[start of DATA IN THIS EXERCISE]

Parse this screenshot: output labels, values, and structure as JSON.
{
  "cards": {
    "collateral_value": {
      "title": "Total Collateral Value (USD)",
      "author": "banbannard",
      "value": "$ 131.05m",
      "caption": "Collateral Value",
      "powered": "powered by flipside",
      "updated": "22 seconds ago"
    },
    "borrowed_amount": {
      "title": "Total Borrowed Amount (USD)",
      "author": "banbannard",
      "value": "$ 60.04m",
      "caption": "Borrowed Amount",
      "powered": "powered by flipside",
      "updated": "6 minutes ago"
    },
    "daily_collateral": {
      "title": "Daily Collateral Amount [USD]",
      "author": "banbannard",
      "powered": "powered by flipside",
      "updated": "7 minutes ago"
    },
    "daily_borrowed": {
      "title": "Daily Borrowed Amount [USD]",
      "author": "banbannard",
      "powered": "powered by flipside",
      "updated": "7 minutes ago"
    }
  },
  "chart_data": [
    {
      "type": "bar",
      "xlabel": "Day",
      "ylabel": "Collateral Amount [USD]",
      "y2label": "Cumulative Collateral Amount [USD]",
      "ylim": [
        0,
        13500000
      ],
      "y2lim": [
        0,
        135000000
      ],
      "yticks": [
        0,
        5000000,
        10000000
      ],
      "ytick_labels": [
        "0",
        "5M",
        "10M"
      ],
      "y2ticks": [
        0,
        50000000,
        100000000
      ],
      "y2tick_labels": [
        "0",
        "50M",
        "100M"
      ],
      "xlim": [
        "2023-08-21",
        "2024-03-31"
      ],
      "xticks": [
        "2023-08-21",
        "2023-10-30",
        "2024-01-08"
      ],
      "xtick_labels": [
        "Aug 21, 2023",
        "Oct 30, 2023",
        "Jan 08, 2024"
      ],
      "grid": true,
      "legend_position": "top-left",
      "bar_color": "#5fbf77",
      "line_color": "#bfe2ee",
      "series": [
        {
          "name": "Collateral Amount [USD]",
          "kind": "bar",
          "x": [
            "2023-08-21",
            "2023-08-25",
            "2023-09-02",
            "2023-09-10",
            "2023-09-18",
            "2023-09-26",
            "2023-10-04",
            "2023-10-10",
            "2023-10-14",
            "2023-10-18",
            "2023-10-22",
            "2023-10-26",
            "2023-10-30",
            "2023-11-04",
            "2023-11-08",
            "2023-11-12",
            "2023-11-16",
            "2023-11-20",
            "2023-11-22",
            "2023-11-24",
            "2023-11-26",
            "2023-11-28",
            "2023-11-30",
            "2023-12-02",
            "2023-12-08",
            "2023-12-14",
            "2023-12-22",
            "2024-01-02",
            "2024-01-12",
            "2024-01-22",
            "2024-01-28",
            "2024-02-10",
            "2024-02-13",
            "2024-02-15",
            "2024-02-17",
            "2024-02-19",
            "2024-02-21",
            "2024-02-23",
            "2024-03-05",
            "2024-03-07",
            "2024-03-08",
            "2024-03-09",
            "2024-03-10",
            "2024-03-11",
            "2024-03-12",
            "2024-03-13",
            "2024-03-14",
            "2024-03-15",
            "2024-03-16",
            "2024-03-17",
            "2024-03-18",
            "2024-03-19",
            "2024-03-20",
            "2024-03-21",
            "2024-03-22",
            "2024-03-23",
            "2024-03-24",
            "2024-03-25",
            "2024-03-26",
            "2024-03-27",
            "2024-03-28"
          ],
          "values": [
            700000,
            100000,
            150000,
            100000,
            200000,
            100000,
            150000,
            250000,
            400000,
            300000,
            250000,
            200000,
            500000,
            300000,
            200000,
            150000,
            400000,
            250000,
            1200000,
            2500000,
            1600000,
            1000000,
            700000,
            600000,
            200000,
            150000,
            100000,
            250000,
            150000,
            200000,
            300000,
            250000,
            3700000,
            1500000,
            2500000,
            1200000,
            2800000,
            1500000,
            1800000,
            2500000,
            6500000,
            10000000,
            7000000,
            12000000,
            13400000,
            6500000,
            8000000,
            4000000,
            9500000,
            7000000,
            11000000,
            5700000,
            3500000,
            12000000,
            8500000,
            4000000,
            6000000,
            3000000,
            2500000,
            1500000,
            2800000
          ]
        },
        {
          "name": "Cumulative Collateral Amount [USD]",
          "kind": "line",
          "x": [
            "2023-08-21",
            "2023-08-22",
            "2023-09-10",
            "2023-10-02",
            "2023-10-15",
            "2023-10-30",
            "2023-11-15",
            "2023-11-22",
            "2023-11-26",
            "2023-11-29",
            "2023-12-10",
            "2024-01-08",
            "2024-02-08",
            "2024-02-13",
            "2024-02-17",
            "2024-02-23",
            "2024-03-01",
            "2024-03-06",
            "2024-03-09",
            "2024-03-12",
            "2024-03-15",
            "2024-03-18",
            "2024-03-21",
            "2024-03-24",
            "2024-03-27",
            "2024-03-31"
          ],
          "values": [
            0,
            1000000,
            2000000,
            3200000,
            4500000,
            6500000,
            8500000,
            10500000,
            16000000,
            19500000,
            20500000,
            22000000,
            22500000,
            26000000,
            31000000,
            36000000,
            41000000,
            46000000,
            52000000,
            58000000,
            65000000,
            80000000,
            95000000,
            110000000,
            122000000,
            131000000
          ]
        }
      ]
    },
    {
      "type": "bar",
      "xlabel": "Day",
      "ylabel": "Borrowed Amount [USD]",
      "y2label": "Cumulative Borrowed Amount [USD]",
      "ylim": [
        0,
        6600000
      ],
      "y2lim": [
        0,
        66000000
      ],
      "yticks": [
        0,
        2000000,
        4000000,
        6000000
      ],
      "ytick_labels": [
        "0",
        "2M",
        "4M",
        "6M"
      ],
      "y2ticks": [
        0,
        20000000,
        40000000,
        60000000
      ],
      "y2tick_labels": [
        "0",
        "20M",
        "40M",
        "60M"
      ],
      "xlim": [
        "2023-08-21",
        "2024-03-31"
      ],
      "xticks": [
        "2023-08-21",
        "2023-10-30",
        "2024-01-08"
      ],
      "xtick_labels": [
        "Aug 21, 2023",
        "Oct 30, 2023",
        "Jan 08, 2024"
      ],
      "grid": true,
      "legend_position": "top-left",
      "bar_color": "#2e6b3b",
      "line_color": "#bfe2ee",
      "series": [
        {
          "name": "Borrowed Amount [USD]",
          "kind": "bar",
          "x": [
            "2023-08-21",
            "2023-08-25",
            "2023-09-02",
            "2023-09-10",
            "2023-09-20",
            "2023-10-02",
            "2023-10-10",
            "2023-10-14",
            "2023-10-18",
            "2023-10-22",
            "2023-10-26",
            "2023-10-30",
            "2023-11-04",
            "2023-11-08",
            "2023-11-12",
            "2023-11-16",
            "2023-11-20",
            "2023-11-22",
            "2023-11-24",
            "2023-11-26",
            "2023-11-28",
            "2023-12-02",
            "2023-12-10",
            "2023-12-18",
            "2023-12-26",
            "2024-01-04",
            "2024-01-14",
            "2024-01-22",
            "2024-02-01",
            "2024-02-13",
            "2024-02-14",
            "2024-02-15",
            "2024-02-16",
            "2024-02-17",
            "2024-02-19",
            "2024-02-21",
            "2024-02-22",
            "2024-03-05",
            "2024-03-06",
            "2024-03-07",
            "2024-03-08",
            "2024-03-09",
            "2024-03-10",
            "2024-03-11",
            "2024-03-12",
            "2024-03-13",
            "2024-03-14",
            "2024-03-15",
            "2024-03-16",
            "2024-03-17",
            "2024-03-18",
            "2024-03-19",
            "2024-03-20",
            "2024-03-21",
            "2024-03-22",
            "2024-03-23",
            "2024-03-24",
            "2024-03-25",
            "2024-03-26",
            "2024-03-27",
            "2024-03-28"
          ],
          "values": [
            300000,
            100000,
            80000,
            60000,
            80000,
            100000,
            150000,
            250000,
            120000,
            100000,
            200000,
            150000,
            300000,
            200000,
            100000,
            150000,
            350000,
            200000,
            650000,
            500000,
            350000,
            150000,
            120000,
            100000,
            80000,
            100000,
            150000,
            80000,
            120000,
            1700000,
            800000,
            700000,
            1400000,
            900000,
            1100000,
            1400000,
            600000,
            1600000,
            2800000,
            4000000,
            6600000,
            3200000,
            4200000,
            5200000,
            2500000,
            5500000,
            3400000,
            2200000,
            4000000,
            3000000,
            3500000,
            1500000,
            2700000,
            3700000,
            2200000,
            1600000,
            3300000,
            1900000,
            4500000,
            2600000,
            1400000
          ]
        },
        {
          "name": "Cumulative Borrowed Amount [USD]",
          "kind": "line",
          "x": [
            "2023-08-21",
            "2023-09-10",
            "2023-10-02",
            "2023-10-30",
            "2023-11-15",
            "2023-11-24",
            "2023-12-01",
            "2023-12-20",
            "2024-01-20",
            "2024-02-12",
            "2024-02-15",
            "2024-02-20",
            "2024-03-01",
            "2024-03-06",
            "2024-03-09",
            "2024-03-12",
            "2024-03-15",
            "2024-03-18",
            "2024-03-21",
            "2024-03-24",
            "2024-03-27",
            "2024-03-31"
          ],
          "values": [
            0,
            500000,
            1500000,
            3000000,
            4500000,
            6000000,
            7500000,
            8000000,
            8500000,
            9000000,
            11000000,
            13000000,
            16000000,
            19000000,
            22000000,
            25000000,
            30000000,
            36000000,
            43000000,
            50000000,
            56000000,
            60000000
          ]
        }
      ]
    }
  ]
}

[end of DATA IN THIS EXERCISE]
[start of DATA IN THIS EXERCISE]

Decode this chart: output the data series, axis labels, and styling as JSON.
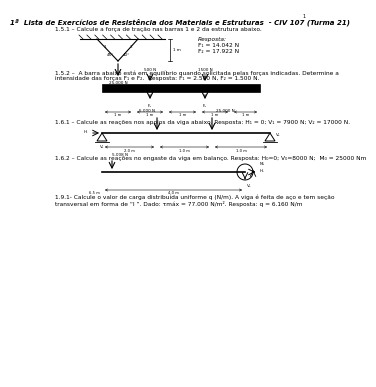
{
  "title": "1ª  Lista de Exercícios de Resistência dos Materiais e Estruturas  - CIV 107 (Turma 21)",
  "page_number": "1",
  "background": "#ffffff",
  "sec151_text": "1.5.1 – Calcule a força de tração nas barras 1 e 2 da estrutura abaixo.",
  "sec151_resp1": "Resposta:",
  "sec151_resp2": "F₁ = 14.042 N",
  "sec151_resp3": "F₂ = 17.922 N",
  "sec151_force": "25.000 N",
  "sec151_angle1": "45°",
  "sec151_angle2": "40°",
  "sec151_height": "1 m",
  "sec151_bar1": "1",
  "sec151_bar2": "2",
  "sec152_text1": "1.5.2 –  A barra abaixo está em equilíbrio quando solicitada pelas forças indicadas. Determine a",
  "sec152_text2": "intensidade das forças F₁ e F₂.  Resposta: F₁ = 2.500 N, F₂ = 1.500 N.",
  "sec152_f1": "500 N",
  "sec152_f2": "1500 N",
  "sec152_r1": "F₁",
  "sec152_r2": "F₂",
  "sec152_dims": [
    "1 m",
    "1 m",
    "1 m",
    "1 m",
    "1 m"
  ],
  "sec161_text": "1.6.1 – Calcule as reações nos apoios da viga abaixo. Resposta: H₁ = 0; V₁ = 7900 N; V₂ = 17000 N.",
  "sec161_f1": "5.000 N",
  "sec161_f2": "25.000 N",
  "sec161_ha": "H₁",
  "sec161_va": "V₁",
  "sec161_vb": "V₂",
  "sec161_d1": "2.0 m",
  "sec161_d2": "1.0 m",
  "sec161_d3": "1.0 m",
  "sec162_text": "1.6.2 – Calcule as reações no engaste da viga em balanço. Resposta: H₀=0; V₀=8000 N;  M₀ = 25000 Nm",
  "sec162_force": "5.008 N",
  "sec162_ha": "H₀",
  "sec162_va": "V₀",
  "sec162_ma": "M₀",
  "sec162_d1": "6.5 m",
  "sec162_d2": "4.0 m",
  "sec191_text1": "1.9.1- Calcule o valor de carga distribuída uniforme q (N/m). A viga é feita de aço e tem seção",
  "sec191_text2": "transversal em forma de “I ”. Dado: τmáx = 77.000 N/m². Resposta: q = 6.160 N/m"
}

[end of DATA IN THIS EXERCISE]
[start of DATA IN THIS EXERCISE]

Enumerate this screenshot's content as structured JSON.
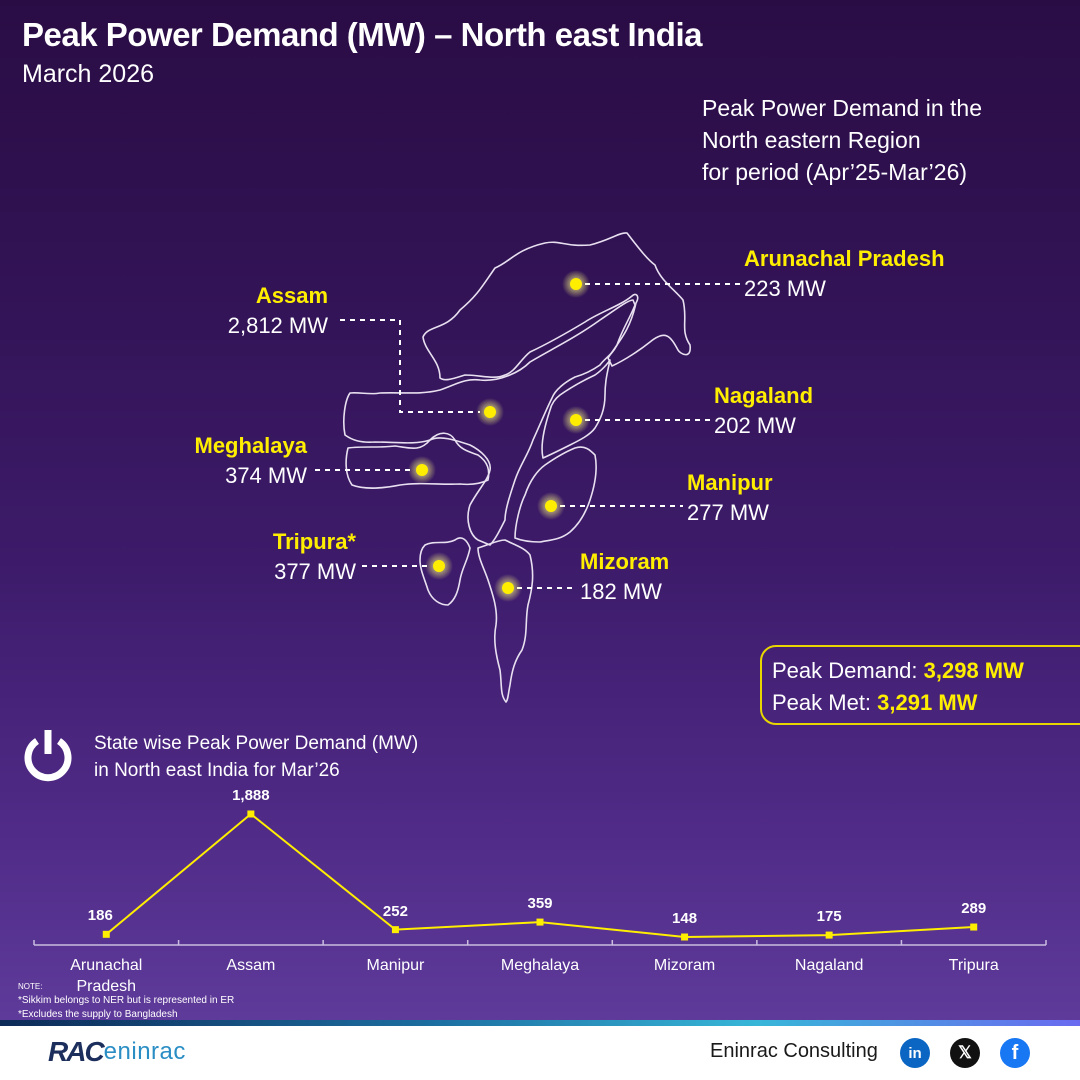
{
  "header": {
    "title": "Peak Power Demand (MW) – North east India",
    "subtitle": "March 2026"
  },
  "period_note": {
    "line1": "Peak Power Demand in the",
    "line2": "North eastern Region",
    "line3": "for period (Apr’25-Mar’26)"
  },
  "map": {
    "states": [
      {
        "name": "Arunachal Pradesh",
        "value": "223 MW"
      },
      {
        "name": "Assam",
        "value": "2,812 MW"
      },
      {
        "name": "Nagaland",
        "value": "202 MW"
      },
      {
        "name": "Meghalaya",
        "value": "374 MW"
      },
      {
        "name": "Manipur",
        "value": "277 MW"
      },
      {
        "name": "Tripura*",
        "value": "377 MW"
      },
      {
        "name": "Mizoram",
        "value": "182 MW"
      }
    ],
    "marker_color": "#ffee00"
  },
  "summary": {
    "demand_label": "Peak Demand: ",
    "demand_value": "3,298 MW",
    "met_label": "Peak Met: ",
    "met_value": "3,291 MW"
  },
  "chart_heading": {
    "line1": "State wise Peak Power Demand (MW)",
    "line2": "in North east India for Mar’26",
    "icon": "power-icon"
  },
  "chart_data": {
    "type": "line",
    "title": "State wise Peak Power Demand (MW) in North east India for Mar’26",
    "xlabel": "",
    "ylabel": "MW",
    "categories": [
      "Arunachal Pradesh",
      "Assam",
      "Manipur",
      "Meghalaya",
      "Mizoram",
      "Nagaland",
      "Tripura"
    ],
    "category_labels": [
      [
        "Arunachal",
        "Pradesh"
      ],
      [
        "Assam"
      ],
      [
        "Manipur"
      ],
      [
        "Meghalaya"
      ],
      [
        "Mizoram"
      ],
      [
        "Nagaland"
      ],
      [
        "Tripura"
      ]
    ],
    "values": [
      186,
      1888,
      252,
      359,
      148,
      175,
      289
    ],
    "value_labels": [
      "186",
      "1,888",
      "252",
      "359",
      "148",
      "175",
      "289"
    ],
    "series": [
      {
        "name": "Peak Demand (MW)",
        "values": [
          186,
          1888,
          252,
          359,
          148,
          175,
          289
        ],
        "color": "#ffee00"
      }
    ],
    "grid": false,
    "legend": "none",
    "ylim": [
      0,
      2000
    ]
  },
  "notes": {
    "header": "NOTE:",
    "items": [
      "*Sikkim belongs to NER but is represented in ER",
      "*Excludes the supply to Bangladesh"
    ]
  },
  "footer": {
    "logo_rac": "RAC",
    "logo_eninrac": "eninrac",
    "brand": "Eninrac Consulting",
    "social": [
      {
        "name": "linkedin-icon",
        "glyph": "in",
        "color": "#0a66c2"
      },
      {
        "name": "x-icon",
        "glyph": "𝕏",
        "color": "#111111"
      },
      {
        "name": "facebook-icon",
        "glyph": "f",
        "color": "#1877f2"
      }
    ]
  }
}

[end of DATA IN THIS EXERCISE]

SHORT PROBLEM » Wherever "series" shows up in a line, copy that line.

THE REPLY »
      "series": [
      "series": [
Decode this chart: output the data series, axis labels, and styling as JSON.
    "series": [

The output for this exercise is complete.